§ **Extract provided**:
= = =

Court Opinion

ID: 8197521
Source: CourtListenerOpinion
Date Created: 2022-09-09 23:21:01.125409+00
Date Added: 2024-06-11T16:40:48.634514
License: Public Domain

Owen, J.
(dissenting). It was held in Ellison v. Straw, 116 Wis. 207, 92 N. W. 1094, that the proceeds of a life insurance policy payable to a wife were not subject to garnishment for her debts, and this whether the cash surrender or the matured value of the policy was sought to be subjected. The decision in that case was rested upon two propositions : first, that the interest of the wife in the insurance policy was not subject to assignment; and second, that the statute (now sec. 246.09) revealed a legislative intent to exempt the proceeds of such a life insurance policy, whether it be the cash surrender or the matured value thereof, from the debts of the widow.
In Canterbury v. Northwestern Mut. Life Ins. Co. 124 Wis. 169, 102 N. W. 1096, the holding that the interest of the wife in the insurance policy was not assignable was withdrawn. This removed one basis upon which the decision in Ellison v. Straw rested. However, the decision in Ellison v. Straw was not withdrawn. The holding that the legislature intended to exempt the proceeds of such life insurance policies was referred to in the Canterbury Case as follows:
“With no opposing adjudications in this state on that question, we reached the conclusion and decided that the various provisions in our statutes indicated a purpose to provide for the widow and her children; and that such liability to her creditors was so inconsistent with such purpose that we were forced to believe that the legislature intended that her interest in such insurance policy, even though her sole and *342separate property, was nevertheless exempt from the reach of creditors. That question is not here involved, but we have no disposition or purpose to indicate that if it were we should hesitate to adhere to that decision.” Page 194.

= = =

§ **Records shown**:
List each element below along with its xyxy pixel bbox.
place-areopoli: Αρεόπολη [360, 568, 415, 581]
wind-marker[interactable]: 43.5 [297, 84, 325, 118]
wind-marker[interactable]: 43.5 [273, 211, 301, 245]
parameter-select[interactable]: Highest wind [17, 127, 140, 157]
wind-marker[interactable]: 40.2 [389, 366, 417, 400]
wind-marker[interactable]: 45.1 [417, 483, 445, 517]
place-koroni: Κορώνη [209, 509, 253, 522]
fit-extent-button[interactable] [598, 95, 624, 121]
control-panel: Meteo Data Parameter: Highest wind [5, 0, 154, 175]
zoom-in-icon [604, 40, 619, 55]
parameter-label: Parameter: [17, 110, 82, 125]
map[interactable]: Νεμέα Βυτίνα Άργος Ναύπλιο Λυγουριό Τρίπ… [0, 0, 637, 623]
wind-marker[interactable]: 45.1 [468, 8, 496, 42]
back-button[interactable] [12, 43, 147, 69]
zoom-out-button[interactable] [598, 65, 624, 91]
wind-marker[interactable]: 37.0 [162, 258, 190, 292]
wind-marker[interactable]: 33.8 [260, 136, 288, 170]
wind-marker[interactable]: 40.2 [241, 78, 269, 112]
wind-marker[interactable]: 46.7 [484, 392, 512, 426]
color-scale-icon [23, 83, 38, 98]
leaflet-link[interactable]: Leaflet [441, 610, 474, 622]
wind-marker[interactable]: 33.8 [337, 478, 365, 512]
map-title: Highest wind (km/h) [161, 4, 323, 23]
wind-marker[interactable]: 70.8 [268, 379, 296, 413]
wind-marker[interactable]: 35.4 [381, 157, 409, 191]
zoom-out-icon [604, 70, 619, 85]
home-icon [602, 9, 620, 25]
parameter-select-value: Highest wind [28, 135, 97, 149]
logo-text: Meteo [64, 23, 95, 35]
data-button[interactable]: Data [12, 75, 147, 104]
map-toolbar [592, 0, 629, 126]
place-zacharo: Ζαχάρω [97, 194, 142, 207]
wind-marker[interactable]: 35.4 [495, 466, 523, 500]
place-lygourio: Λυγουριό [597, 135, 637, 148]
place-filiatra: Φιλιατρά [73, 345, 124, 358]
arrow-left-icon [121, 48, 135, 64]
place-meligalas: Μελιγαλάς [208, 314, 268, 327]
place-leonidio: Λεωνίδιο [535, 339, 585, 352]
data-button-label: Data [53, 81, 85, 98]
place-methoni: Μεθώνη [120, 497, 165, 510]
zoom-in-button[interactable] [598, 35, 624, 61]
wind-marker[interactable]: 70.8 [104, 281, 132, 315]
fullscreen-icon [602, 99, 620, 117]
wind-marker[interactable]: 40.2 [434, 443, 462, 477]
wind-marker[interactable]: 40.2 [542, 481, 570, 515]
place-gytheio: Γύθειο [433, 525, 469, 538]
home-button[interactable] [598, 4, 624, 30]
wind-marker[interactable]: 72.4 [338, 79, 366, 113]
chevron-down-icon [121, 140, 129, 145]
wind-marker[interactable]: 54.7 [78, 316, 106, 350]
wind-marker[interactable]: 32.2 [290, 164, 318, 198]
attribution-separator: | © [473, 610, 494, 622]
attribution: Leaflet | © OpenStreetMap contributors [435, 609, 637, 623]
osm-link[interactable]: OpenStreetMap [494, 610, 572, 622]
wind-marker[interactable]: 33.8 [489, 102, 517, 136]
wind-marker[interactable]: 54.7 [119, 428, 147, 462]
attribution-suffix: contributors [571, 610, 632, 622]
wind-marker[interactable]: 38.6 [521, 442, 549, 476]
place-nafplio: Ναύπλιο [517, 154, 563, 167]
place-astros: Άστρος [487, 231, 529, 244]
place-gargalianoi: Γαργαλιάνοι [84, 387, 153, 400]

= = =

In the court opinion, which holding of Ellison v. Straw did Canterbury v. Northwestern Mut. Life Ins. Co. withdraw?

The holding that the wife's interest in the insurance policy was not assignable.